Copy the data below exactly.
— start of SUPPLIED DATA —
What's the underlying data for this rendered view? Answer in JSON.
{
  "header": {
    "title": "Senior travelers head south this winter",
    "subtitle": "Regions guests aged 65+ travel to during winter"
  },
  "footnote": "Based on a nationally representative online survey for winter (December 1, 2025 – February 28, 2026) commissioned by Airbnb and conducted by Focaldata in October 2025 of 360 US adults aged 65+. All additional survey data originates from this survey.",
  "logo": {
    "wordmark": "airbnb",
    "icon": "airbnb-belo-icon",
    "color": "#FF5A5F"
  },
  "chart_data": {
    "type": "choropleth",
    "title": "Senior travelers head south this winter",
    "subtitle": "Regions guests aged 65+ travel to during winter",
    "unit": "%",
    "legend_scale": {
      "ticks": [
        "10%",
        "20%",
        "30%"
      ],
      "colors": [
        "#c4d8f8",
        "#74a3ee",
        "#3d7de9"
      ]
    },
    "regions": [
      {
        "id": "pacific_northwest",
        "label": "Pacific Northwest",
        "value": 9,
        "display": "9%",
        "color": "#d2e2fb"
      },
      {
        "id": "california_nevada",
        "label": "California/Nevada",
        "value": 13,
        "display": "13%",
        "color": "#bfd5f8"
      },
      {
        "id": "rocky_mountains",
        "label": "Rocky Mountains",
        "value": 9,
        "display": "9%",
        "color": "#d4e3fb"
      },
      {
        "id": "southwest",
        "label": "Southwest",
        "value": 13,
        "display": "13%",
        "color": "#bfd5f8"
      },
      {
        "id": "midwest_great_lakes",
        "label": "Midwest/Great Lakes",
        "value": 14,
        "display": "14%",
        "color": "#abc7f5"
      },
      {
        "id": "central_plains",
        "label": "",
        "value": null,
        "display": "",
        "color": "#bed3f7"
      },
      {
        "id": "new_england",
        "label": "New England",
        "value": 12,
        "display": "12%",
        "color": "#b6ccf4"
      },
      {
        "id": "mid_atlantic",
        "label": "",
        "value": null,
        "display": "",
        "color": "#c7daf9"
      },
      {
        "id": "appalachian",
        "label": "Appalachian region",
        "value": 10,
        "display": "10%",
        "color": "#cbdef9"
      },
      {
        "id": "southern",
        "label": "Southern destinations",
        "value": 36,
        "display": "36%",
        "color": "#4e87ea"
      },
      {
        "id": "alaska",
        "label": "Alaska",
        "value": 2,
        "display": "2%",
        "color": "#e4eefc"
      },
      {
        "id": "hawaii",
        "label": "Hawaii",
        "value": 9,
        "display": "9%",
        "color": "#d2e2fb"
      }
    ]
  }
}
— end of SUPPLIED DATA —
▶ [RESPONSE]
What's the underlying data for this rendered view? Answer in JSON.
{
  "header": {
    "title": "Senior travelers head south this winter",
    "subtitle": "Regions guests aged 65+ travel to during winter"
  },
  "footnote": "Based on a nationally representative online survey for winter (December 1, 2025 – February 28, 2026) commissioned by Airbnb and conducted by Focaldata in October 2025 of 360 US adults aged 65+. All additional survey data originates from this survey.",
  "logo": {
    "wordmark": "airbnb",
    "icon": "airbnb-belo-icon",
    "color": "#FF5A5F"
  },
  "chart_data": {
    "type": "choropleth",
    "title": "Senior travelers head south this winter",
    "subtitle": "Regions guests aged 65+ travel to during winter",
    "unit": "%",
    "legend_scale": {
      "ticks": [
        "10%",
        "20%",
        "30%"
      ],
      "colors": [
        "#c4d8f8",
        "#74a3ee",
        "#3d7de9"
      ]
    },
    "regions": [
      {
        "id": "pacific_northwest",
        "label": "Pacific Northwest",
        "value": 9,
        "display": "9%",
        "color": "#d2e2fb"
      },
      {
        "id": "california_nevada",
        "label": "California/Nevada",
        "value": 13,
        "display": "13%",
        "color": "#bfd5f8"
      },
      {
        "id": "rocky_mountains",
        "label": "Rocky Mountains",
        "value": 9,
        "display": "9%",
        "color": "#d4e3fb"
      },
      {
        "id": "southwest",
        "label": "Southwest",
        "value": 13,
        "display": "13%",
        "color": "#bfd5f8"
      },
      {
        "id": "midwest_great_lakes",
        "label": "Midwest/Great Lakes",
        "value": 14,
        "display": "14%",
        "color": "#abc7f5"
      },
      {
        "id": "central_plains",
        "label": "",
        "value": null,
        "display": "",
        "color": "#bed3f7"
      },
      {
        "id": "new_england",
        "label": "New England",
        "value": 12,
        "display": "12%",
        "color": "#b6ccf4"
      },
      {
        "id": "mid_atlantic",
        "label": "",
        "value": null,
        "display": "",
        "color": "#c7daf9"
      },
      {
        "id": "appalachian",
        "label": "Appalachian region",
        "value": 10,
        "display": "10%",
        "color": "#cbdef9"
      },
      {
        "id": "southern",
        "label": "Southern destinations",
        "value": 36,
        "display": "36%",
        "color": "#4e87ea"
      },
      {
        "id": "alaska",
        "label": "Alaska",
        "value": 2,
        "display": "2%",
        "color": "#e4eefc"
      },
      {
        "id": "hawaii",
        "label": "Hawaii",
        "value": 9,
        "display": "9%",
        "color": "#d2e2fb"
      }
    ]
  }
}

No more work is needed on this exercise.